A gardener learns to absorb scorched earth. I think the pale green lawn that we paid Nutri-Lawn a grand to make dark brown and tufty is funny. It sets our house apart, shall we say. Never mind, all lawns are annual (hint: another gardening joke).
The arborist also said that my neighbour’s willow had reached the end of its life cycle (she meant dead), the crabapple might survive a season with palliative care and the laburnum had basal canker, which means bark slicing off like veal. “Not viable” was how she put it. “Honey, we have weak trees,” as Tom Hanks told his wife in The Money Pit, a movie about a marriage-ending home renovation.
True, only a third of the morning glory seeds came up, but that’s twice as many as I need to coat the side of the porch. The experts were wrong: goutweed is not invasive but strawberry plants are. Ten years later, I am still plucking three-pronged little nasties out of the grass. Yes, the heucherella is scary, the colour of watery blood, but there’s a lot of it, which is all you can ask when you have sandy soil. We have major cotoneaster dieback, but that’s what happens when you prune the unprunable.

__Stored data__.
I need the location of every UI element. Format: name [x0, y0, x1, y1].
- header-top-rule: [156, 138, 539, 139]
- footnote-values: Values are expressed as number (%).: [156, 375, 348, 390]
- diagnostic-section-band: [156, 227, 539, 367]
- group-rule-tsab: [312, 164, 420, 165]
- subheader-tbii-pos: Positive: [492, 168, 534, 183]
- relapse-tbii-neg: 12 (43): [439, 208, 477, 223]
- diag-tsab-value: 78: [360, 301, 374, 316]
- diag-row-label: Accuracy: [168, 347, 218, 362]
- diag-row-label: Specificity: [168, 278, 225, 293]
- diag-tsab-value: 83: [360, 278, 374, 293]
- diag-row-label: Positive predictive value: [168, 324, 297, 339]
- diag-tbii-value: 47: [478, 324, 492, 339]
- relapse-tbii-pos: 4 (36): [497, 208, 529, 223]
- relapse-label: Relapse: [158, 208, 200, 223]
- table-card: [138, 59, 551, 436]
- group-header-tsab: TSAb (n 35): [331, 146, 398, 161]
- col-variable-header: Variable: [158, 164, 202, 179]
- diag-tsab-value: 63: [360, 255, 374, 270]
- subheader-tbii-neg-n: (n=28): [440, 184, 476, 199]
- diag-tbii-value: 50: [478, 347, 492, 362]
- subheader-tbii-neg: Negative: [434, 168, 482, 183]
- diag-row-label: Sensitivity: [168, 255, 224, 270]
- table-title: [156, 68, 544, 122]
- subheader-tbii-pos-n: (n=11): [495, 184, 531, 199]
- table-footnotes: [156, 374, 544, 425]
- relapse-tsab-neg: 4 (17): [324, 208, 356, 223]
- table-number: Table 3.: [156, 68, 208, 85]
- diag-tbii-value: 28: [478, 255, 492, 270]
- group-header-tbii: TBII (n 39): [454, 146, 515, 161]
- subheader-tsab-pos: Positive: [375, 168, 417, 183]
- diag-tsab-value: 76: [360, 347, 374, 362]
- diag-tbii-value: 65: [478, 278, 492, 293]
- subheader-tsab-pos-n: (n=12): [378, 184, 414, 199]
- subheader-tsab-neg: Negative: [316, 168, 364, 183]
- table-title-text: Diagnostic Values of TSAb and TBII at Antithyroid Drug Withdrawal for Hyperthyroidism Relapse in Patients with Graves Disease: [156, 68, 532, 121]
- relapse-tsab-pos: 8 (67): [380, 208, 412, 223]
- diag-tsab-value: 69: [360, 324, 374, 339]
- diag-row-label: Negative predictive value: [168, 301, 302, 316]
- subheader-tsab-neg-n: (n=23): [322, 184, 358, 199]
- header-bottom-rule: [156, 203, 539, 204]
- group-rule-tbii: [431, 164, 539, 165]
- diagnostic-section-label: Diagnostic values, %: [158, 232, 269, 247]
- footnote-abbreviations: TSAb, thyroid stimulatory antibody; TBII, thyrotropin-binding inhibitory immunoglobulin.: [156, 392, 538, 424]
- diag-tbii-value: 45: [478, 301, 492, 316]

__Questions to answer__.
**a)** In the gardening text, what did the arborist say the laburnum had?
**b)** Carry on the gardening text from its final sentence.

__Answers in order__.
**a)** Basal canker.

**b)**
Actually, what happens is that you go to Sheridan Nurseries and spend freely, trusting in your capacity to earn more, as I tell myself. Much as I admire people who grow annuals from seed and grow prosperous gardens from friends’ clippings taken home wrapped in wet paper towel, I am no purist. I ask the staff what will grow in a sunless corner, they tell me chocolate vine, and we will see.
Garden thrills
The great gardener Monty Don said he once dreamed that his fingers grew down into the soil he had worked that day. “I woke very happy. To this day I get the same sense of well-being from working my hands into loose soil that some people get from smelling the sea or hearing the buzz of a football crowd.”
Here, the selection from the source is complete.